— start —
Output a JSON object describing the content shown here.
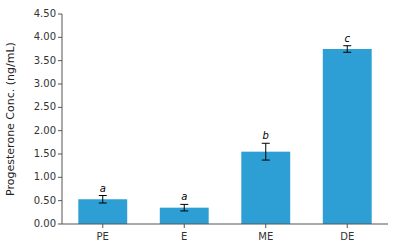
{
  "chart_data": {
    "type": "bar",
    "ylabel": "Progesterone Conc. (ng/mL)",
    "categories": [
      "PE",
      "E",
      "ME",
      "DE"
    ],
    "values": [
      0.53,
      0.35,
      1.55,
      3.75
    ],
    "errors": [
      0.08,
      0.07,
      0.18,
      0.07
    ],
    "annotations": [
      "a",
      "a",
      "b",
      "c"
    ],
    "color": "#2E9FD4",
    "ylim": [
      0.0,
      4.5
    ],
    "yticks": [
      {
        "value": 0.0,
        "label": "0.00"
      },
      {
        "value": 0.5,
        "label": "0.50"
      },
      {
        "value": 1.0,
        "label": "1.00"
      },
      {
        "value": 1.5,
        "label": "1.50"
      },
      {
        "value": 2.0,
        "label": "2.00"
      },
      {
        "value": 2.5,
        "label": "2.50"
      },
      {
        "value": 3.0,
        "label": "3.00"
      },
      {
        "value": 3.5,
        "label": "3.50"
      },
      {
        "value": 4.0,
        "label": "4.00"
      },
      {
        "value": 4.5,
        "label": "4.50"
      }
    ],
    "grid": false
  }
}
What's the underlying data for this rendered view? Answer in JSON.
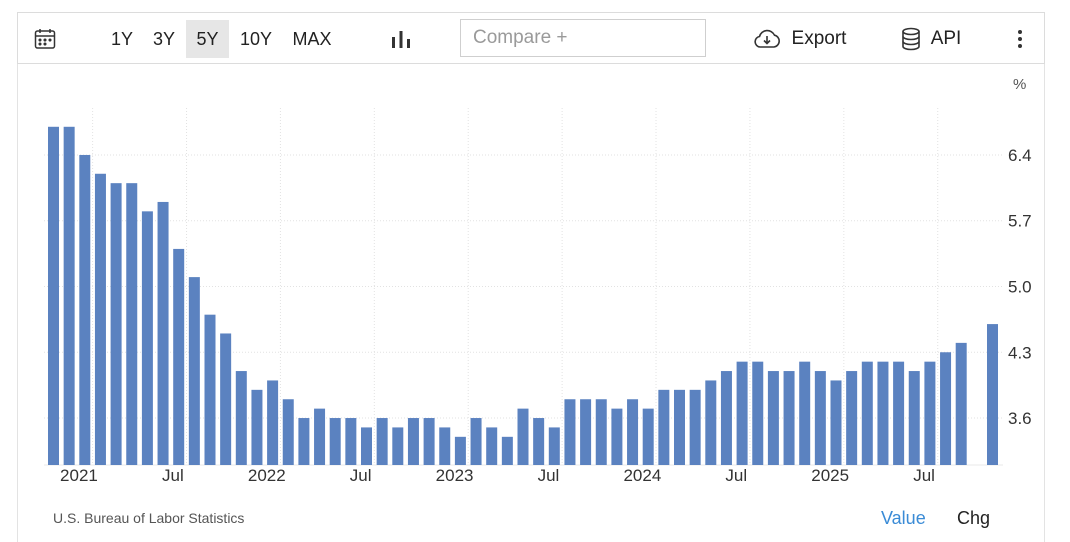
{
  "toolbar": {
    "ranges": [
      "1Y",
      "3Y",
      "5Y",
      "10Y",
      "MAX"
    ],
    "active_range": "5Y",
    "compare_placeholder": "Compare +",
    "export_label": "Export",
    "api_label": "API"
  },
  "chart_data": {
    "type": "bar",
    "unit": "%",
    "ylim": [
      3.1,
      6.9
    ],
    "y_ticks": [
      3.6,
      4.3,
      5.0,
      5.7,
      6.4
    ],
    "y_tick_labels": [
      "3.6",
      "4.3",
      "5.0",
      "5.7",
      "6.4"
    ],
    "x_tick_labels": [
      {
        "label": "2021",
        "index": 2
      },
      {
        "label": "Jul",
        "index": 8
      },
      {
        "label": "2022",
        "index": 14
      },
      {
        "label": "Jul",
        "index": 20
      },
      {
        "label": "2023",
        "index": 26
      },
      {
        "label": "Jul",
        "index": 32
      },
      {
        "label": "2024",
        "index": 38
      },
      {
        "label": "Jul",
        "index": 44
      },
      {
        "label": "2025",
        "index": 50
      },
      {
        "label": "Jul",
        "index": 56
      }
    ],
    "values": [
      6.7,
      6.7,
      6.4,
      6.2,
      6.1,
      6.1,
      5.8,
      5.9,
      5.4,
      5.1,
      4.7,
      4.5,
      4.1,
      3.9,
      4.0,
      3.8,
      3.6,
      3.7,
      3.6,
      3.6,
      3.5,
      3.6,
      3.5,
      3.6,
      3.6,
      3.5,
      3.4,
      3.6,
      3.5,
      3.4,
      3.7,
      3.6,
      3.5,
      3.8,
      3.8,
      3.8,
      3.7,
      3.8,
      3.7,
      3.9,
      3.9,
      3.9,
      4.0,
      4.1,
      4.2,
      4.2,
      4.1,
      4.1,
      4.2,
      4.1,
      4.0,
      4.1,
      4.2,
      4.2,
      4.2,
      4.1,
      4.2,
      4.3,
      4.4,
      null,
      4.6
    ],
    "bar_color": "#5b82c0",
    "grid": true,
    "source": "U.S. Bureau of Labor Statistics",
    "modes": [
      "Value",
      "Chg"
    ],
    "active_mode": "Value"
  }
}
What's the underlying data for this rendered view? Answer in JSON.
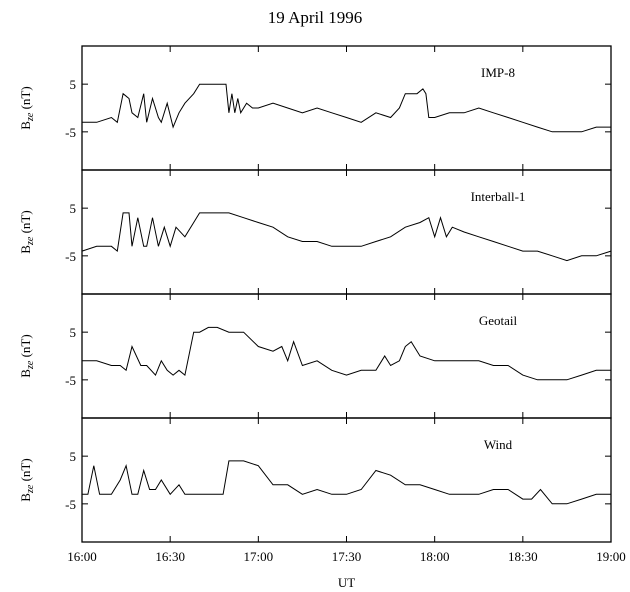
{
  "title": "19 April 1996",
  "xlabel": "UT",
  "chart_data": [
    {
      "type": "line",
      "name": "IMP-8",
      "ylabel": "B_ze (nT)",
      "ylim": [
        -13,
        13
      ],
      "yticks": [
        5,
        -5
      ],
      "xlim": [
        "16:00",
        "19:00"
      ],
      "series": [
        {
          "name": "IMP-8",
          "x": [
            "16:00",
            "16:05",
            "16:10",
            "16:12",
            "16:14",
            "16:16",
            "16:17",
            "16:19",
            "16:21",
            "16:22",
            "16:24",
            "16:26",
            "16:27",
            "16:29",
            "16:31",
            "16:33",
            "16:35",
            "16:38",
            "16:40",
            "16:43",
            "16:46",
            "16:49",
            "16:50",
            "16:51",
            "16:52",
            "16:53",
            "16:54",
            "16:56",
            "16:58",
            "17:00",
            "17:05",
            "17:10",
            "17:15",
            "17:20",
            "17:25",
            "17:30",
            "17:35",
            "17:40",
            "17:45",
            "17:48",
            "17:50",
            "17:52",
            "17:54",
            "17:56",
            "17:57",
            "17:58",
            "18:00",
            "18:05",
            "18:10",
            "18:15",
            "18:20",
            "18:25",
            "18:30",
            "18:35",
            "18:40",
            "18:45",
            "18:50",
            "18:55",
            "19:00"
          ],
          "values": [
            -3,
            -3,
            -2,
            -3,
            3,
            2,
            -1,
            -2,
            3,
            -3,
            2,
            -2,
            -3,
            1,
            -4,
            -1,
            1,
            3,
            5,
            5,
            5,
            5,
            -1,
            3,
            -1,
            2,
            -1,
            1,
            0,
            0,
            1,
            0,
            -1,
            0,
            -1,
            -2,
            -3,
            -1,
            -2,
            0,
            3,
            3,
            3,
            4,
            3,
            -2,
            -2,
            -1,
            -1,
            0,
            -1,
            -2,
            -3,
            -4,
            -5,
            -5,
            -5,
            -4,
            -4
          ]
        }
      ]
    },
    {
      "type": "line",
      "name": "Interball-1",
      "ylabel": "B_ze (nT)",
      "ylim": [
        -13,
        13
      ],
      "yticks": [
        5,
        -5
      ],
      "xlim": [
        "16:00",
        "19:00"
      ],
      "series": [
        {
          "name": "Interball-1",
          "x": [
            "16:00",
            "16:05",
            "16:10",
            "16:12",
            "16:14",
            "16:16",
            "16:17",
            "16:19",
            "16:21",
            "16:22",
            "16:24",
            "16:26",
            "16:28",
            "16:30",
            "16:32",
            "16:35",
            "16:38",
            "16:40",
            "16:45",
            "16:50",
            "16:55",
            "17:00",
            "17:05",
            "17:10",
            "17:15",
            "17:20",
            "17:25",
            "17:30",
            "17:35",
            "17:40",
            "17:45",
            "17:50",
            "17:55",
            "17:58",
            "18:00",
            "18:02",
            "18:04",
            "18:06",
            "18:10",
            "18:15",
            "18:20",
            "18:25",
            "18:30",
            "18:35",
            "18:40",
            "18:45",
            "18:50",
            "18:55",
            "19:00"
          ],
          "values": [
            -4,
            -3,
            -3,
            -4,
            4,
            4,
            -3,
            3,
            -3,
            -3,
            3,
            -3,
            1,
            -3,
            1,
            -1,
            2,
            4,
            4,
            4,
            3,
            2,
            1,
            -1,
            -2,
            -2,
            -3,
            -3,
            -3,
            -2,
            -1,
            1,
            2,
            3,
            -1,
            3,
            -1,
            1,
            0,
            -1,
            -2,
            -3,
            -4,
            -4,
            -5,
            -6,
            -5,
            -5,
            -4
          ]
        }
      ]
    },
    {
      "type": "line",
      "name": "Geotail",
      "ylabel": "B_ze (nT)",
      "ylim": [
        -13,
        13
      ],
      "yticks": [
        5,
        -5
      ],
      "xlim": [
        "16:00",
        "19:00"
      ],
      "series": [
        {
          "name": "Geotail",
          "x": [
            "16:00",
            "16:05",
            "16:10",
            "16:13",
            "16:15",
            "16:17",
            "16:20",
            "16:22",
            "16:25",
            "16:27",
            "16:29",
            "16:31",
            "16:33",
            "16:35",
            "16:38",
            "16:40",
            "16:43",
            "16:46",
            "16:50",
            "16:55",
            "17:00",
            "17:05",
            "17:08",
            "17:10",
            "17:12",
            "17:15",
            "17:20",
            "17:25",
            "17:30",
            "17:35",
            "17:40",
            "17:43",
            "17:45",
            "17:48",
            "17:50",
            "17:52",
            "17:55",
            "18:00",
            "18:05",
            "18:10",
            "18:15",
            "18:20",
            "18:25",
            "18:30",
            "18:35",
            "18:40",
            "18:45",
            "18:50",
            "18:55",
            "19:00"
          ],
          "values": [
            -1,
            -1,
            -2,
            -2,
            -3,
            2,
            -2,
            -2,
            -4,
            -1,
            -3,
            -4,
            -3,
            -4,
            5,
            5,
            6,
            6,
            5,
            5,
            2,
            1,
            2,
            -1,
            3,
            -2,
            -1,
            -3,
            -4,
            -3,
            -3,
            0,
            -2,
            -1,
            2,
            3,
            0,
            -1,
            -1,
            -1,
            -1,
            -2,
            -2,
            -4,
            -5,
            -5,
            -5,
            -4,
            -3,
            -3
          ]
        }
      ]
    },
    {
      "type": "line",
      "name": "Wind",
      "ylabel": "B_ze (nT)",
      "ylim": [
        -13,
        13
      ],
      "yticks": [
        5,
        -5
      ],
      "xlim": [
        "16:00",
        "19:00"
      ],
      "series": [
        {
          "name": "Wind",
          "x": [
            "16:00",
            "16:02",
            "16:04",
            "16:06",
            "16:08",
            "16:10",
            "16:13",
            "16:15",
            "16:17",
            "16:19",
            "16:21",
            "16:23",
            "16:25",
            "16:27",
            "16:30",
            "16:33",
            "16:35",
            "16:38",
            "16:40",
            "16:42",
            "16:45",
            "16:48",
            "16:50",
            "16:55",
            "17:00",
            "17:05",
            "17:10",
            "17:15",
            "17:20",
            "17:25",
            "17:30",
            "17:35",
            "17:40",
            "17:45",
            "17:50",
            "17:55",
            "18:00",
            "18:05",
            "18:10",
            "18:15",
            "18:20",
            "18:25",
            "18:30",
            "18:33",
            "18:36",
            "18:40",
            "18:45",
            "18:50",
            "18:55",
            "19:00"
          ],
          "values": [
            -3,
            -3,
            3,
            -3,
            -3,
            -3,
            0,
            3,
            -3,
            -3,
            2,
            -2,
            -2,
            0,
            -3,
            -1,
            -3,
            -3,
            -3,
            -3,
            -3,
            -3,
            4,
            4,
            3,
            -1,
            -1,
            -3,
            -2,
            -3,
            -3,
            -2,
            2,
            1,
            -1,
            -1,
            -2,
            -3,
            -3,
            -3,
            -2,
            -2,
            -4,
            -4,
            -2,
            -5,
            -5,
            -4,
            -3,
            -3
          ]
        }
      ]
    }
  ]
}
— end —
## Problem
Look through the records and gather each line with the word "name".

## The completed task
      "name": "IMP-8",
          "name": "IMP-8",
      "name": "Interball-1",
          "name": "Interball-1",
      "name": "Geotail",
          "name": "Geotail",
      "name": "Wind",
          "name": "Wind",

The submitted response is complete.